Exercise instructions
Leave out the images; return the rest of the data exactly.

Raw data
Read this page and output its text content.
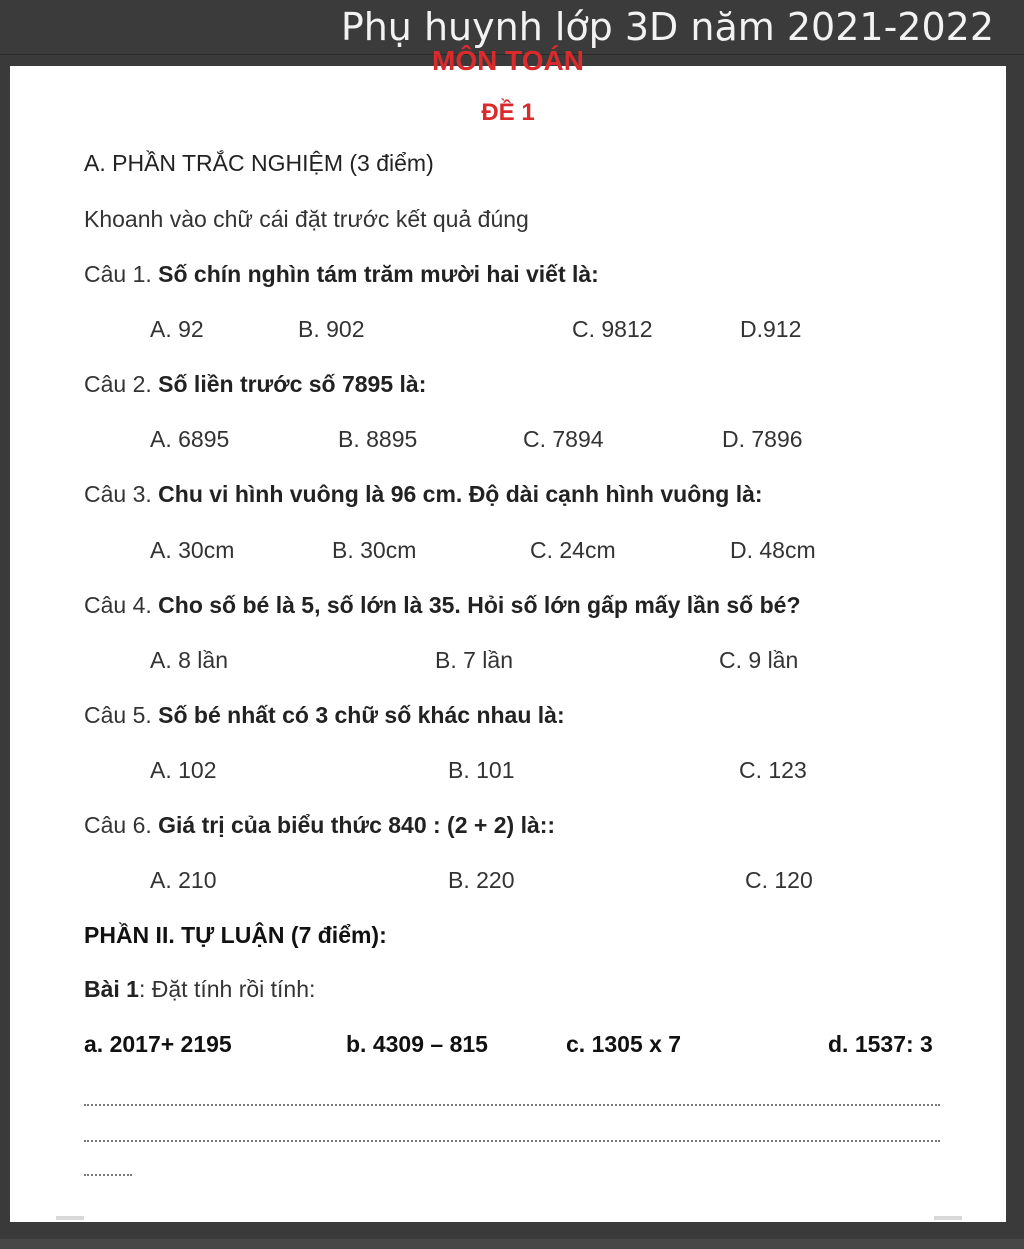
Phụ huynh lớp 3D năm 2021-2022
MÔN TOÁN
ĐỀ 1
A. PHẦN TRẮC NGHIỆM (3 điểm)
Khoanh vào chữ cái đặt trước kết quả đúng
Câu 1. Số chín nghìn tám trăm mười hai viết là:
A. 92	B. 902	C. 9812	D.912
Câu 2. Số liền trước số 7895 là:
A. 6895	B. 8895	C. 7894	D. 7896
Câu 3. Chu vi hình vuông là 96 cm. Độ dài cạnh hình vuông là:
A. 30cm	B. 30cm	C. 24cm	D. 48cm
Câu 4. Cho số bé là 5, số lớn là 35. Hỏi số lớn gấp mấy lần số bé?
A. 8 lần	B. 7 lần	C. 9 lần
Câu 5. Số bé nhất có 3 chữ số khác nhau là:
A. 102	B. 101	C. 123
Câu 6. Giá trị của biểu thức 840 : (2 + 2) là::
A. 210	B. 220	C. 120
PHẦN II. TỰ LUẬN (7 điểm):
Bài 1: Đặt tính rồi tính:
a. 2017+ 2195	b. 4309 – 815	c. 1305 x 7	d. 1537: 3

Exercise answer
Read this page and output its text content.
Phụ huynh lớp 3D năm 2021-2022
MÔN TOÁN
ĐỀ 1
A. PHẦN TRẮC NGHIỆM (3 điểm)
Khoanh vào chữ cái đặt trước kết quả đúng
Câu 1. Số chín nghìn tám trăm mười hai viết là:
A. 92	B. 902	C. 9812	D.912
Câu 2. Số liền trước số 7895 là:
A. 6895	B. 8895	C. 7894	D. 7896
Câu 3. Chu vi hình vuông là 96 cm. Độ dài cạnh hình vuông là:
A. 30cm	B. 30cm	C. 24cm	D. 48cm
Câu 4. Cho số bé là 5, số lớn là 35. Hỏi số lớn gấp mấy lần số bé?
A. 8 lần	B. 7 lần	C. 9 lần
Câu 5. Số bé nhất có 3 chữ số khác nhau là:
A. 102	B. 101	C. 123
Câu 6. Giá trị của biểu thức 840 : (2 + 2) là::
A. 210	B. 220	C. 120
PHẦN II. TỰ LUẬN (7 điểm):
Bài 1: Đặt tính rồi tính:
a. 2017+ 2195	b. 4309 – 815	c. 1305 x 7	d. 1537: 3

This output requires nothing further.